-- BEGIN Provided material --
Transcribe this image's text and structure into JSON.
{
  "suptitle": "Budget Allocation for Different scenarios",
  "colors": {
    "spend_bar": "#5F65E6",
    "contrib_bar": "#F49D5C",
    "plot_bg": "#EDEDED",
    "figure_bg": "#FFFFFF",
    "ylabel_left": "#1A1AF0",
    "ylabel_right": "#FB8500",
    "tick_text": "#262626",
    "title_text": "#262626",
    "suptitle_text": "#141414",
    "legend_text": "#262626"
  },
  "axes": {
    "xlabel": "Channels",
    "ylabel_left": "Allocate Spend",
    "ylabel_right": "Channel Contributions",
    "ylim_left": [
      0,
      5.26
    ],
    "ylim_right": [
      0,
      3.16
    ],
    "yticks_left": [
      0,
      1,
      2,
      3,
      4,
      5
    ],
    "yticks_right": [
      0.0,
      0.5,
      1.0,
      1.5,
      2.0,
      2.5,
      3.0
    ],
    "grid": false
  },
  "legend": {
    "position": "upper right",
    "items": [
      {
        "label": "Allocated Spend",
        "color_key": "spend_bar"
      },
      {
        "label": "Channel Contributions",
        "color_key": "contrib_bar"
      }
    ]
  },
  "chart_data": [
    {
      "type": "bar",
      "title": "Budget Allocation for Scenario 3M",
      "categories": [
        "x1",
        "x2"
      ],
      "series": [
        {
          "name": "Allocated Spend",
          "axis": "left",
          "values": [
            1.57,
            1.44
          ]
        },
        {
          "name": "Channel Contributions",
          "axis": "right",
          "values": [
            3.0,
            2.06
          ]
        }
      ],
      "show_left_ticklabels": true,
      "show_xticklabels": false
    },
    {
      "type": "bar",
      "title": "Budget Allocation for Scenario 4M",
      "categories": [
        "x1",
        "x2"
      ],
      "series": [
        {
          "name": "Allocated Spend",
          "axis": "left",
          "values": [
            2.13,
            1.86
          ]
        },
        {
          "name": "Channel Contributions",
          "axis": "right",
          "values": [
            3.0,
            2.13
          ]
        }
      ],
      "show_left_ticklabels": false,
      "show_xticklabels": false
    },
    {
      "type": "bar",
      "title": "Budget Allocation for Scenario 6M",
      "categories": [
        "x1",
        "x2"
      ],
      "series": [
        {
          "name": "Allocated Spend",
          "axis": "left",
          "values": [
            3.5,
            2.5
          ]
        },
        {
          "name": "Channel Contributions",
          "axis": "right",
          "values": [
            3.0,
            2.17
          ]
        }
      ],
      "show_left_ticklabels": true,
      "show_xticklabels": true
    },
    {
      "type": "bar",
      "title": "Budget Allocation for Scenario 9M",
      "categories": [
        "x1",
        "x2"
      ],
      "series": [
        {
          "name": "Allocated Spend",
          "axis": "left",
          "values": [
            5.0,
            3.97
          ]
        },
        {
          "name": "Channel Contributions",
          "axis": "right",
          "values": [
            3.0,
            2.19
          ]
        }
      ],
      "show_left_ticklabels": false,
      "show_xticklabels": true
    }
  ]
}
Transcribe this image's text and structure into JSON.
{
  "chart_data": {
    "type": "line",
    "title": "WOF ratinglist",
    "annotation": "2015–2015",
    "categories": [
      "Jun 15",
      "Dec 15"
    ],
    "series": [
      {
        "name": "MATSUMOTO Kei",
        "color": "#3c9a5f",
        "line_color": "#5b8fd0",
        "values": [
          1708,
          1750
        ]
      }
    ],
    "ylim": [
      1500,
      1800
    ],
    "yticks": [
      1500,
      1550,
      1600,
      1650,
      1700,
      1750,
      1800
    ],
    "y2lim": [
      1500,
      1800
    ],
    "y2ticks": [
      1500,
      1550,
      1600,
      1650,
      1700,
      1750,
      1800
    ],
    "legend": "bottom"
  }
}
-- END Provided material --
* Exercise description *
Each line that holds the word "Allocation" is to be copied.

* Correct output *
  "suptitle": "Budget Allocation for Different scenarios",
      "title": "Budget Allocation for Scenario 3M",
      "title": "Budget Allocation for Scenario 4M",
      "title": "Budget Allocation for Scenario 6M",
      "title": "Budget Allocation for Scenario 9M",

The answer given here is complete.